Copy all of the material below exactly.

━━━━━ ENTRIES ━━━━━

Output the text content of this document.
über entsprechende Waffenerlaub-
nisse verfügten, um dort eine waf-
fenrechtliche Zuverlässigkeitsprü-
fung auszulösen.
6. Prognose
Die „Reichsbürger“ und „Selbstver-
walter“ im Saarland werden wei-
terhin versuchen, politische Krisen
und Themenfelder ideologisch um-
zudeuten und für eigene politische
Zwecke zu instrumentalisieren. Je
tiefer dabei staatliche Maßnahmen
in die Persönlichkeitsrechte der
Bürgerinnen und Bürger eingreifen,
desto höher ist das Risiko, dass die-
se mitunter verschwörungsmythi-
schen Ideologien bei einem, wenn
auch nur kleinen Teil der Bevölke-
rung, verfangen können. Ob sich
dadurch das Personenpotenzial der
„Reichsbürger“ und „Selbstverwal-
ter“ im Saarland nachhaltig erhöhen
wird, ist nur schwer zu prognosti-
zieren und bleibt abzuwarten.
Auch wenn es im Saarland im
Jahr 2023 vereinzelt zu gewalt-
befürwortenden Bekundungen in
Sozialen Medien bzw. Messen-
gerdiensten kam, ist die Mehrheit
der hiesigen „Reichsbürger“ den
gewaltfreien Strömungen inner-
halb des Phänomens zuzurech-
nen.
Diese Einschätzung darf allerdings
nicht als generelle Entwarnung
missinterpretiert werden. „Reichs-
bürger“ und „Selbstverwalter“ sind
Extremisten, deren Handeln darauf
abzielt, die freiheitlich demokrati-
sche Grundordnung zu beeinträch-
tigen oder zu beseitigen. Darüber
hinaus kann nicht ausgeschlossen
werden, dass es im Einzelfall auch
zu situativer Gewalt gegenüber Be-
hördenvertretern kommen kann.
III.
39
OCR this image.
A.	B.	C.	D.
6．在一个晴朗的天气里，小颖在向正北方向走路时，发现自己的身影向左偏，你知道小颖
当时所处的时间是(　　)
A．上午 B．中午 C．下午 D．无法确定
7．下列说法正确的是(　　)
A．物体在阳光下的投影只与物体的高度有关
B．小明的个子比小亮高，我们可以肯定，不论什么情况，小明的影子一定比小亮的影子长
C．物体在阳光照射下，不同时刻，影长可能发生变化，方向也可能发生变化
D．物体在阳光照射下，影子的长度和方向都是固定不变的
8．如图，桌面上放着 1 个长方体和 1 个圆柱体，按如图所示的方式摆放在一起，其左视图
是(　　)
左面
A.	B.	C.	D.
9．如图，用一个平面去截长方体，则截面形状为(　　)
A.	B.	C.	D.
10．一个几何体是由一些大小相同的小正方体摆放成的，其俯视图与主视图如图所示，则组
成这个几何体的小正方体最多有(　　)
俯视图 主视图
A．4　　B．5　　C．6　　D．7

━━━━━

▸ **COMPLETE OUTPUT**:
Output the text content of this document.
über entsprechende Waffenerlaub-
nisse verfügten, um dort eine waf-
fenrechtliche Zuverlässigkeitsprü-
fung auszulösen.
6. Prognose
Die „Reichsbürger“ und „Selbstver-
walter“ im Saarland werden wei-
terhin versuchen, politische Krisen
und Themenfelder ideologisch um-
zudeuten und für eigene politische
Zwecke zu instrumentalisieren. Je
tiefer dabei staatliche Maßnahmen
in die Persönlichkeitsrechte der
Bürgerinnen und Bürger eingreifen,
desto höher ist das Risiko, dass die-
se mitunter verschwörungsmythi-
schen Ideologien bei einem, wenn
auch nur kleinen Teil der Bevölke-
rung, verfangen können. Ob sich
dadurch das Personenpotenzial der
„Reichsbürger“ und „Selbstverwal-
ter“ im Saarland nachhaltig erhöhen
wird, ist nur schwer zu prognosti-
zieren und bleibt abzuwarten.
Auch wenn es im Saarland im
Jahr 2023 vereinzelt zu gewalt-
befürwortenden Bekundungen in
Sozialen Medien bzw. Messen-
gerdiensten kam, ist die Mehrheit
der hiesigen „Reichsbürger“ den
gewaltfreien Strömungen inner-
halb des Phänomens zuzurech-
nen.
Diese Einschätzung darf allerdings
nicht als generelle Entwarnung
missinterpretiert werden. „Reichs-
bürger“ und „Selbstverwalter“ sind
Extremisten, deren Handeln darauf
abzielt, die freiheitlich demokrati-
sche Grundordnung zu beeinträch-
tigen oder zu beseitigen. Darüber
hinaus kann nicht ausgeschlossen
werden, dass es im Einzelfall auch
zu situativer Gewalt gegenüber Be-
hördenvertretern kommen kann.
III.
39
OCR this image.
A.	B.	C.	D.
6．在一个晴朗的天气里，小颖在向正北方向走路时，发现自己的身影向左偏，你知道小颖
当时所处的时间是(　　)
A．上午 B．中午 C．下午 D．无法确定
7．下列说法正确的是(　　)
A．物体在阳光下的投影只与物体的高度有关
B．小明的个子比小亮高，我们可以肯定，不论什么情况，小明的影子一定比小亮的影子长
C．物体在阳光照射下，不同时刻，影长可能发生变化，方向也可能发生变化
D．物体在阳光照射下，影子的长度和方向都是固定不变的
8．如图，桌面上放着 1 个长方体和 1 个圆柱体，按如图所示的方式摆放在一起，其左视图
是(　　)
左面
A.	B.	C.	D.
9．如图，用一个平面去截长方体，则截面形状为(　　)
A.	B.	C.	D.
10．一个几何体是由一些大小相同的小正方体摆放成的，其俯视图与主视图如图所示，则组
成这个几何体的小正方体最多有(　　)
俯视图 主视图
A．4　　B．5　　C．6　　D．7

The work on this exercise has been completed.